__RECORDS PROVIDED__
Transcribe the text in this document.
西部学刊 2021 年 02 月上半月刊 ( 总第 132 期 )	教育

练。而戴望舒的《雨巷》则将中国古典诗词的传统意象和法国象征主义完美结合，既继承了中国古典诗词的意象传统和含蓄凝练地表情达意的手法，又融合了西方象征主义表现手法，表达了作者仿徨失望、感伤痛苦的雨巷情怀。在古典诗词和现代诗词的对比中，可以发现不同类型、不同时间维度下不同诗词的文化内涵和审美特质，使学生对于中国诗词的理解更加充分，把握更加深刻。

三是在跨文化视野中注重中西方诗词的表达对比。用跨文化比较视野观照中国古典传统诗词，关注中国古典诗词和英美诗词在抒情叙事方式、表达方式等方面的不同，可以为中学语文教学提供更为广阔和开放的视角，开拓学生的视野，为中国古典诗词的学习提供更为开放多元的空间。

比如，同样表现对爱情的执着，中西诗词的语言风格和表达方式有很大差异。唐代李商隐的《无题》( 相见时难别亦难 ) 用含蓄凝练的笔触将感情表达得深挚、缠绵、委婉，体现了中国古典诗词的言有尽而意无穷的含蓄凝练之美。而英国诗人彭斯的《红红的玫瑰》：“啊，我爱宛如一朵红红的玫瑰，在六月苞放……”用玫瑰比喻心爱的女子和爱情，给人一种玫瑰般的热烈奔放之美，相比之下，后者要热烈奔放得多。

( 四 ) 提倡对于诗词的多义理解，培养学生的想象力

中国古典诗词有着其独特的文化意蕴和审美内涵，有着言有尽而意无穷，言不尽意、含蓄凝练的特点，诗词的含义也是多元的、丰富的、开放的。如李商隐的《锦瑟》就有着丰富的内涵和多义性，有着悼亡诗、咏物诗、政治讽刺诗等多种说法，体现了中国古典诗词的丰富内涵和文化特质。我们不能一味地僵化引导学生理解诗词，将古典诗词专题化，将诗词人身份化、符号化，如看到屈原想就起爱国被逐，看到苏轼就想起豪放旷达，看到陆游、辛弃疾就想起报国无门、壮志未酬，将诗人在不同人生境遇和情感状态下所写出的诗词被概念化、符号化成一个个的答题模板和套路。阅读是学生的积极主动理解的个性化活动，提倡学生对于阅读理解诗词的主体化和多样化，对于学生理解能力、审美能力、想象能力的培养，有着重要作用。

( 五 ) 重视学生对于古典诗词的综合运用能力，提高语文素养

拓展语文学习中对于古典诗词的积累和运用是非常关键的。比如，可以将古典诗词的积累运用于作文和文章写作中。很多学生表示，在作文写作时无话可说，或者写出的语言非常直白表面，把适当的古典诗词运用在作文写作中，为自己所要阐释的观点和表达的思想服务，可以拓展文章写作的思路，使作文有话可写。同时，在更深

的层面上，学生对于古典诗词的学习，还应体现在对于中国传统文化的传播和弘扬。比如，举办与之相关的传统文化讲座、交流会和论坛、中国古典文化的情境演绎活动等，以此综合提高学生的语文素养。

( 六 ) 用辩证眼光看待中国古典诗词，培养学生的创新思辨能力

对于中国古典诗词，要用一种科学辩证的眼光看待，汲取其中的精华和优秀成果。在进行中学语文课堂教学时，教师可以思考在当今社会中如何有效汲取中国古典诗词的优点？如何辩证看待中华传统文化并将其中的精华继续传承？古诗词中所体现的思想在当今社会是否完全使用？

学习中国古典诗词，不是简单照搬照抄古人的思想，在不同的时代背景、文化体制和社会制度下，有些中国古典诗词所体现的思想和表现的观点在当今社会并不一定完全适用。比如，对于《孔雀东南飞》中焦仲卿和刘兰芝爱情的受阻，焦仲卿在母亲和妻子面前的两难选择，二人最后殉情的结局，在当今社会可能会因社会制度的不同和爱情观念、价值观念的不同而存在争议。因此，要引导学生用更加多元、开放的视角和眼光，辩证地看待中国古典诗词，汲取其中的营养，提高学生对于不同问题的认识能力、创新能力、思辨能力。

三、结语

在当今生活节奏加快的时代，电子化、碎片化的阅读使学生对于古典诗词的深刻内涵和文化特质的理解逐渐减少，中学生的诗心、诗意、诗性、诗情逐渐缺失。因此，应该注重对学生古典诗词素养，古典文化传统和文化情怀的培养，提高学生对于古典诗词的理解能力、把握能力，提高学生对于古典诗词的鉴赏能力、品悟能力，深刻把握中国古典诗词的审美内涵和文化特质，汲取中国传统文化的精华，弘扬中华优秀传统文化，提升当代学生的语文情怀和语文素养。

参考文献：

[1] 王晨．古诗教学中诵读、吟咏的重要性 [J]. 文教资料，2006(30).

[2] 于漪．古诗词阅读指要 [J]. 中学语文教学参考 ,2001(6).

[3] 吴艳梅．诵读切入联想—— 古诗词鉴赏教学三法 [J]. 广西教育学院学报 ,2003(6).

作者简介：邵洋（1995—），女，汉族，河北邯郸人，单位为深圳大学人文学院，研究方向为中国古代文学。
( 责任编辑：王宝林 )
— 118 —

__GOAL OF THE EXERCISE__
Repeat the records above exactly.

__FINISHED EXERCISE__
Transcribe the text in this document.
西部学刊 2021 年 02 月上半月刊 ( 总第 132 期 )	教育

练。而戴望舒的《雨巷》则将中国古典诗词的传统意象和法国象征主义完美结合，既继承了中国古典诗词的意象传统和含蓄凝练地表情达意的手法，又融合了西方象征主义表现手法，表达了作者仿徨失望、感伤痛苦的雨巷情怀。在古典诗词和现代诗词的对比中，可以发现不同类型、不同时间维度下不同诗词的文化内涵和审美特质，使学生对于中国诗词的理解更加充分，把握更加深刻。

三是在跨文化视野中注重中西方诗词的表达对比。用跨文化比较视野观照中国古典传统诗词，关注中国古典诗词和英美诗词在抒情叙事方式、表达方式等方面的不同，可以为中学语文教学提供更为广阔和开放的视角，开拓学生的视野，为中国古典诗词的学习提供更为开放多元的空间。

比如，同样表现对爱情的执着，中西诗词的语言风格和表达方式有很大差异。唐代李商隐的《无题》( 相见时难别亦难 ) 用含蓄凝练的笔触将感情表达得深挚、缠绵、委婉，体现了中国古典诗词的言有尽而意无穷的含蓄凝练之美。而英国诗人彭斯的《红红的玫瑰》：“啊，我爱宛如一朵红红的玫瑰，在六月苞放……”用玫瑰比喻心爱的女子和爱情，给人一种玫瑰般的热烈奔放之美，相比之下，后者要热烈奔放得多。

( 四 ) 提倡对于诗词的多义理解，培养学生的想象力

中国古典诗词有着其独特的文化意蕴和审美内涵，有着言有尽而意无穷，言不尽意、含蓄凝练的特点，诗词的含义也是多元的、丰富的、开放的。如李商隐的《锦瑟》就有着丰富的内涵和多义性，有着悼亡诗、咏物诗、政治讽刺诗等多种说法，体现了中国古典诗词的丰富内涵和文化特质。我们不能一味地僵化引导学生理解诗词，将古典诗词专题化，将诗词人身份化、符号化，如看到屈原想就起爱国被逐，看到苏轼就想起豪放旷达，看到陆游、辛弃疾就想起报国无门、壮志未酬，将诗人在不同人生境遇和情感状态下所写出的诗词被概念化、符号化成一个个的答题模板和套路。阅读是学生的积极主动理解的个性化活动，提倡学生对于阅读理解诗词的主体化和多样化，对于学生理解能力、审美能力、想象能力的培养，有着重要作用。

( 五 ) 重视学生对于古典诗词的综合运用能力，提高语文素养

拓展语文学习中对于古典诗词的积累和运用是非常关键的。比如，可以将古典诗词的积累运用于作文和文章写作中。很多学生表示，在作文写作时无话可说，或者写出的语言非常直白表面，把适当的古典诗词运用在作文写作中，为自己所要阐释的观点和表达的思想服务，可以拓展文章写作的思路，使作文有话可写。同时，在更深

的层面上，学生对于古典诗词的学习，还应体现在对于中国传统文化的传播和弘扬。比如，举办与之相关的传统文化讲座、交流会和论坛、中国古典文化的情境演绎活动等，以此综合提高学生的语文素养。

( 六 ) 用辩证眼光看待中国古典诗词，培养学生的创新思辨能力

对于中国古典诗词，要用一种科学辩证的眼光看待，汲取其中的精华和优秀成果。在进行中学语文课堂教学时，教师可以思考在当今社会中如何有效汲取中国古典诗词的优点？如何辩证看待中华传统文化并将其中的精华继续传承？古诗词中所体现的思想在当今社会是否完全使用？

学习中国古典诗词，不是简单照搬照抄古人的思想，在不同的时代背景、文化体制和社会制度下，有些中国古典诗词所体现的思想和表现的观点在当今社会并不一定完全适用。比如，对于《孔雀东南飞》中焦仲卿和刘兰芝爱情的受阻，焦仲卿在母亲和妻子面前的两难选择，二人最后殉情的结局，在当今社会可能会因社会制度的不同和爱情观念、价值观念的不同而存在争议。因此，要引导学生用更加多元、开放的视角和眼光，辩证地看待中国古典诗词，汲取其中的营养，提高学生对于不同问题的认识能力、创新能力、思辨能力。

三、结语

在当今生活节奏加快的时代，电子化、碎片化的阅读使学生对于古典诗词的深刻内涵和文化特质的理解逐渐减少，中学生的诗心、诗意、诗性、诗情逐渐缺失。因此，应该注重对学生古典诗词素养，古典文化传统和文化情怀的培养，提高学生对于古典诗词的理解能力、把握能力，提高学生对于古典诗词的鉴赏能力、品悟能力，深刻把握中国古典诗词的审美内涵和文化特质，汲取中国传统文化的精华，弘扬中华优秀传统文化，提升当代学生的语文情怀和语文素养。

参考文献：

[1] 王晨．古诗教学中诵读、吟咏的重要性 [J]. 文教资料，2006(30).

[2] 于漪．古诗词阅读指要 [J]. 中学语文教学参考 ,2001(6).

[3] 吴艳梅．诵读切入联想—— 古诗词鉴赏教学三法 [J]. 广西教育学院学报 ,2003(6).

作者简介：邵洋（1995—），女，汉族，河北邯郸人，单位为深圳大学人文学院，研究方向为中国古代文学。
( 责任编辑：王宝林 )
— 118 —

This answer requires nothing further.